## Do this:
Retype the full set of records. Keep every character identical.

## Provided data:
##############################

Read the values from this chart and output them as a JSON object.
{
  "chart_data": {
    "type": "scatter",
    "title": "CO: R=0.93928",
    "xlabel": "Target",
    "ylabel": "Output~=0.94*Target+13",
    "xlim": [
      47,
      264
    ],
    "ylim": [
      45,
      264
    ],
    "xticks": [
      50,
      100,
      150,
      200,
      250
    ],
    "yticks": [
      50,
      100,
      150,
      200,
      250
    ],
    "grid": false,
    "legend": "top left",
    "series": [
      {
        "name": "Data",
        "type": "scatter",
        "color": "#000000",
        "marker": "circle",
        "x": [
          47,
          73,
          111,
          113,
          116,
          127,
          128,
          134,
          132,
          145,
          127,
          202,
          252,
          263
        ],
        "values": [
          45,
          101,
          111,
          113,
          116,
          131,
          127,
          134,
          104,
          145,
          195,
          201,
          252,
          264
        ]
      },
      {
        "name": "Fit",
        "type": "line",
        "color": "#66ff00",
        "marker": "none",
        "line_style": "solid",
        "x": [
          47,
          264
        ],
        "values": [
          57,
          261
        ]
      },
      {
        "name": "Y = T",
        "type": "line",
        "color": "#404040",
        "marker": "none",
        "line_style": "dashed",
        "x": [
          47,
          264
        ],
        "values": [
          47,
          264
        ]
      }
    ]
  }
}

##############################

## Solution for this exercise:
Read the values from this chart and output them as a JSON object.
{
  "chart_data": {
    "type": "scatter",
    "title": "CO: R=0.93928",
    "xlabel": "Target",
    "ylabel": "Output~=0.94*Target+13",
    "xlim": [
      47,
      264
    ],
    "ylim": [
      45,
      264
    ],
    "xticks": [
      50,
      100,
      150,
      200,
      250
    ],
    "yticks": [
      50,
      100,
      150,
      200,
      250
    ],
    "grid": false,
    "legend": "top left",
    "series": [
      {
        "name": "Data",
        "type": "scatter",
        "color": "#000000",
        "marker": "circle",
        "x": [
          47,
          73,
          111,
          113,
          116,
          127,
          128,
          134,
          132,
          145,
          127,
          202,
          252,
          263
        ],
        "values": [
          45,
          101,
          111,
          113,
          116,
          131,
          127,
          134,
          104,
          145,
          195,
          201,
          252,
          264
        ]
      },
      {
        "name": "Fit",
        "type": "line",
        "color": "#66ff00",
        "marker": "none",
        "line_style": "solid",
        "x": [
          47,
          264
        ],
        "values": [
          57,
          261
        ]
      },
      {
        "name": "Y = T",
        "type": "line",
        "color": "#404040",
        "marker": "none",
        "line_style": "dashed",
        "x": [
          47,
          264
        ],
        "values": [
          47,
          264
        ]
      }
    ]
  }
}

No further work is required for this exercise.